_Written exercise_. Every line that includes the word "deleting" is to be listed.

--- BEGIN Exercise inputs ---

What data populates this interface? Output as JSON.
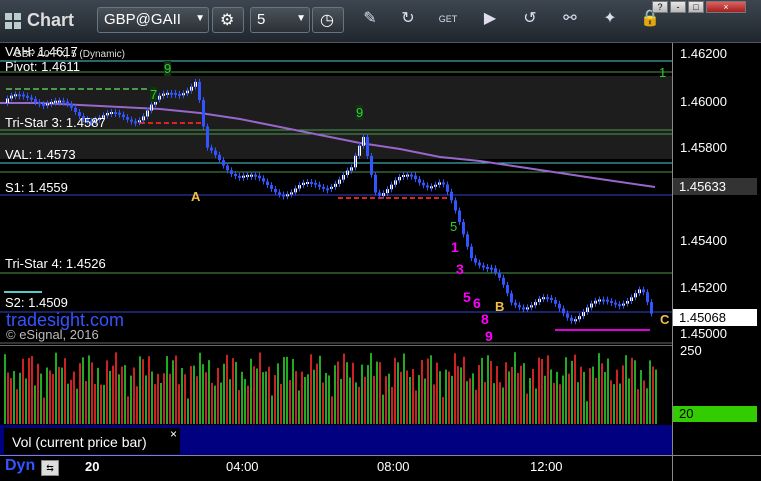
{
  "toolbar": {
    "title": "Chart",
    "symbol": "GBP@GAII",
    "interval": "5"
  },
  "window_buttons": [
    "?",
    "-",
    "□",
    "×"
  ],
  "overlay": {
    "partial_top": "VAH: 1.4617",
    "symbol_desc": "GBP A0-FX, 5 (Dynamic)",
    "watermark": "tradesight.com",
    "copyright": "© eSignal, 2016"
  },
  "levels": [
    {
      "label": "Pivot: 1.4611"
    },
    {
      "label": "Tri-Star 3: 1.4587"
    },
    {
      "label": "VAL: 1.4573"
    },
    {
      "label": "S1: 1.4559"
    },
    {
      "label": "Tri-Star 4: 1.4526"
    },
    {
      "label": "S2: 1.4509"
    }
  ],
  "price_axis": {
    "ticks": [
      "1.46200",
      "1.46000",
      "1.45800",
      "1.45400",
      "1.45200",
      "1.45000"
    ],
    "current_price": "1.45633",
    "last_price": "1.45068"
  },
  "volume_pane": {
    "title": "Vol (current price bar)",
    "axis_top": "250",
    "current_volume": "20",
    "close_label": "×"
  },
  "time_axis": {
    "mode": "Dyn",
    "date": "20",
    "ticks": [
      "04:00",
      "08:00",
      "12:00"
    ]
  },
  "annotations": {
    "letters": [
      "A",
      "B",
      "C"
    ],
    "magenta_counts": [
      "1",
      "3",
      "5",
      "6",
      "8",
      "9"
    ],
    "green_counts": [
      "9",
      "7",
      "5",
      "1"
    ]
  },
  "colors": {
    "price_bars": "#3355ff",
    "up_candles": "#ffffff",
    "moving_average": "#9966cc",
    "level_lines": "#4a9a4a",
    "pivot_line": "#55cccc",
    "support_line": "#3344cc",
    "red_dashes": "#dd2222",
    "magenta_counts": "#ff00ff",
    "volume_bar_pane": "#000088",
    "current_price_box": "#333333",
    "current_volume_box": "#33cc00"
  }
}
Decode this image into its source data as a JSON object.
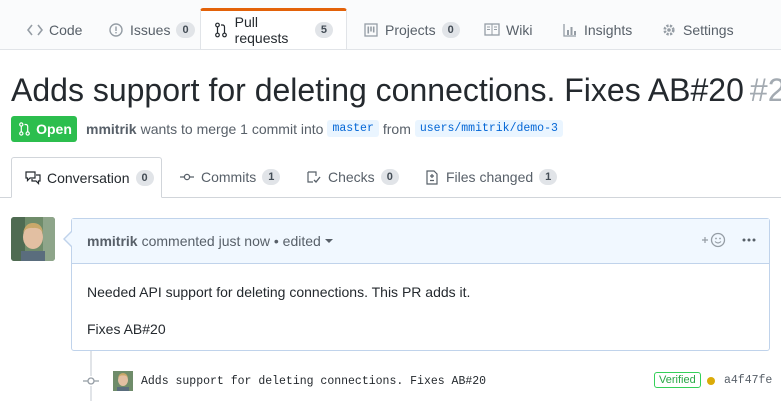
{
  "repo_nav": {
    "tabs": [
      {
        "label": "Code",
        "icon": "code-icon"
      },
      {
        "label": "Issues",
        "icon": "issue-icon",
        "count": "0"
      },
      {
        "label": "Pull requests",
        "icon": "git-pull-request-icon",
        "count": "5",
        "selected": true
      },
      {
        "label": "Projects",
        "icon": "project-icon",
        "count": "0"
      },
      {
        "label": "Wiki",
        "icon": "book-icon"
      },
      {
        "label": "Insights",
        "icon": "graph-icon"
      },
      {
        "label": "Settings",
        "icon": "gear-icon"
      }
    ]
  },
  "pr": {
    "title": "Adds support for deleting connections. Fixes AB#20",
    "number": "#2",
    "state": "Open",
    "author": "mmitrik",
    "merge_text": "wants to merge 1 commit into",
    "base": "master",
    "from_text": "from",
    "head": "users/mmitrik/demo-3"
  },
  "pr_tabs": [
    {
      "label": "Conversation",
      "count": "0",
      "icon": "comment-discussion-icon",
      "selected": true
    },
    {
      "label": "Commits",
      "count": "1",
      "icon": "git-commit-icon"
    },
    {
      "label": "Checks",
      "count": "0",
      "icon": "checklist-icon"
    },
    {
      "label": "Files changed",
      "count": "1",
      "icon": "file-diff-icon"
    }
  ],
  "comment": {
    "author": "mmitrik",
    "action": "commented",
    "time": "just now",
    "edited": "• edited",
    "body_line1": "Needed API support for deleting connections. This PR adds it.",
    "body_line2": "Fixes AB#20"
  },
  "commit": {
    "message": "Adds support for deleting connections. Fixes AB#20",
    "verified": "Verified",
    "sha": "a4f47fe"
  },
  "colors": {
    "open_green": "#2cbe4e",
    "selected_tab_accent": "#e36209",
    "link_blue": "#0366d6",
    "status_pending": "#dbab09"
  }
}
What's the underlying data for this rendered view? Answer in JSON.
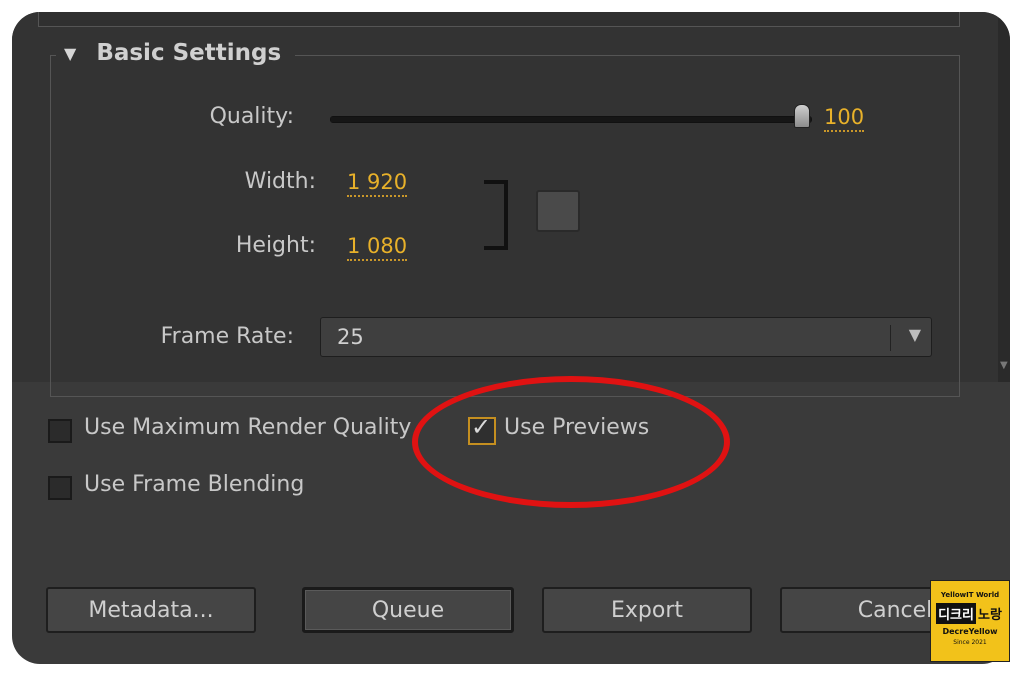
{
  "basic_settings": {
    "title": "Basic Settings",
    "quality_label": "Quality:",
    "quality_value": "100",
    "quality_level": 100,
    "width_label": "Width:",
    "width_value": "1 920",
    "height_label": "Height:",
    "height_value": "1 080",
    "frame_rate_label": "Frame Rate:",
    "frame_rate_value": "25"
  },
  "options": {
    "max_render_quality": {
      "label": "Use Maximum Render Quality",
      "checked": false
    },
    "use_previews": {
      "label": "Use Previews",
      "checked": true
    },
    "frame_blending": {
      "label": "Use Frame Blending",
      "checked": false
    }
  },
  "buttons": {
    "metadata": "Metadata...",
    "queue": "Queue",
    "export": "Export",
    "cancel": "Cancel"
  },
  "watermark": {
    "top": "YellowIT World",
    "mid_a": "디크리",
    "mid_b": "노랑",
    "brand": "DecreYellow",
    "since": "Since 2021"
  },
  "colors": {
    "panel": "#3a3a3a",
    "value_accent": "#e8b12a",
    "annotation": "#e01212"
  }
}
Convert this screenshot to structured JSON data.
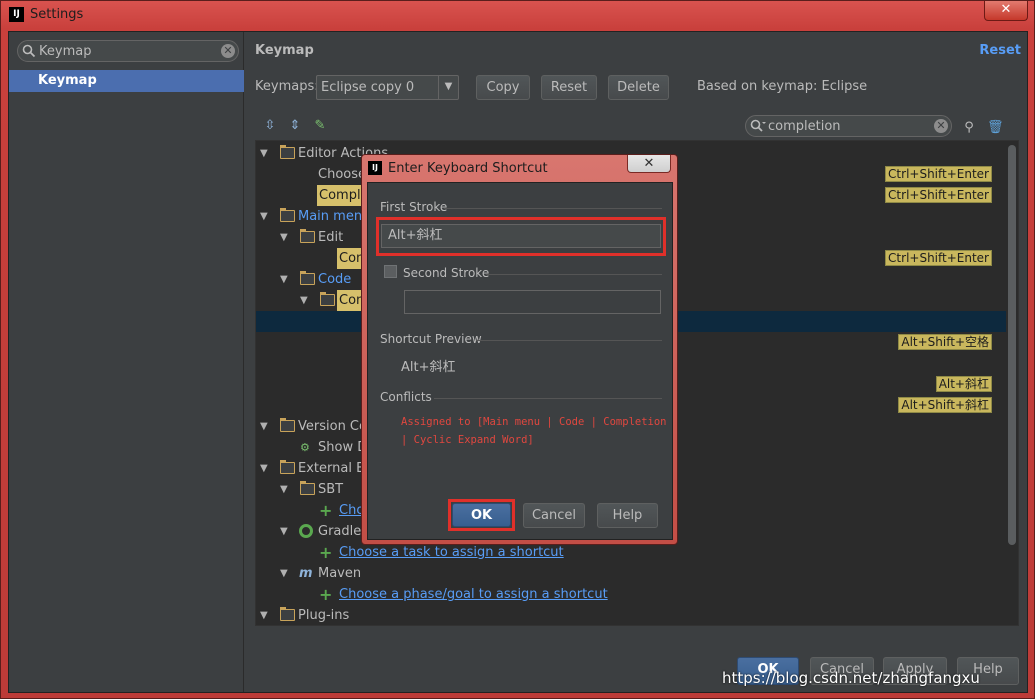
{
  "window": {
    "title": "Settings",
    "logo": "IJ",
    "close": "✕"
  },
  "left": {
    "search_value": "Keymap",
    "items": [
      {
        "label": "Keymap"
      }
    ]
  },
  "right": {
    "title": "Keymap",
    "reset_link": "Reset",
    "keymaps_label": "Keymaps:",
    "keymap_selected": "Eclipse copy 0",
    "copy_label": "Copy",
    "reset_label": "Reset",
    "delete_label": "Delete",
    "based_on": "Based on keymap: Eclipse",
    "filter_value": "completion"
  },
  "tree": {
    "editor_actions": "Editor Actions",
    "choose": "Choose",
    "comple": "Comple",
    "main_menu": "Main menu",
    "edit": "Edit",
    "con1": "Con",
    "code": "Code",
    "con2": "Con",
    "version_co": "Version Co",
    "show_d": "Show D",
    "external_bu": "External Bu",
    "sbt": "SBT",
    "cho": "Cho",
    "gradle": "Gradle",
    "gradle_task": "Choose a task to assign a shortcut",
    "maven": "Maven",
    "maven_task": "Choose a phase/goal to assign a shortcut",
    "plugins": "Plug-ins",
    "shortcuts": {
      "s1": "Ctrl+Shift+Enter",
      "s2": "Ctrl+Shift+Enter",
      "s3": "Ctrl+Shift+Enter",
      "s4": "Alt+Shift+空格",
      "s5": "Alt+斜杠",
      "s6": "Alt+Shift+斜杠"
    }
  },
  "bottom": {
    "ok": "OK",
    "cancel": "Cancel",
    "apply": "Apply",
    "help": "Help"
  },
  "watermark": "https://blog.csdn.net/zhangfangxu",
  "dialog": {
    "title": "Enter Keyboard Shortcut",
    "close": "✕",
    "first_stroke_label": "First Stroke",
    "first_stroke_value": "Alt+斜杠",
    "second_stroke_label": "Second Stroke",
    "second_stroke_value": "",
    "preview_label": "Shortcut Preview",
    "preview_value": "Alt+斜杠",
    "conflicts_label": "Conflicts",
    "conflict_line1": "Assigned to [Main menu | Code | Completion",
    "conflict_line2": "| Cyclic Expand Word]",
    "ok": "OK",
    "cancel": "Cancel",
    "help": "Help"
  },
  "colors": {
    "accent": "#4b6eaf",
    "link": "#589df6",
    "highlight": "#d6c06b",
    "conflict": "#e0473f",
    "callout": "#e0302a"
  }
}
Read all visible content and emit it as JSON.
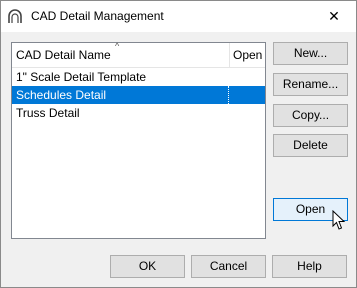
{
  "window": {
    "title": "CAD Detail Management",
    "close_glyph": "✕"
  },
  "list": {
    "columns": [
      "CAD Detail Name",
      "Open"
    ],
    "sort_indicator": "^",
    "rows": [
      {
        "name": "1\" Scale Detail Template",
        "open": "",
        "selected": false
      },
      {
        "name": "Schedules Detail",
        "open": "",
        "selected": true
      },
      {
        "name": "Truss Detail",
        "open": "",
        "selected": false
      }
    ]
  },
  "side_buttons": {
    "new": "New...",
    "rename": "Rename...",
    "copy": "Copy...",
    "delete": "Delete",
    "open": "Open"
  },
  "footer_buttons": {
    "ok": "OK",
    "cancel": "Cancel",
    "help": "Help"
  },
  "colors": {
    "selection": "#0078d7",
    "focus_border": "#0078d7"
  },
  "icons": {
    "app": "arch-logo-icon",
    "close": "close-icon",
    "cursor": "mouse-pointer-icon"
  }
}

--- END Exercise inputs ---

_Exercise answer_.
    "title": "Adds support for deleting connections. Fixes AB#20",
    "body_line1": "Needed API support for deleting connections. This PR adds it.",
    "message": "Adds support for deleting connections. Fixes AB#20",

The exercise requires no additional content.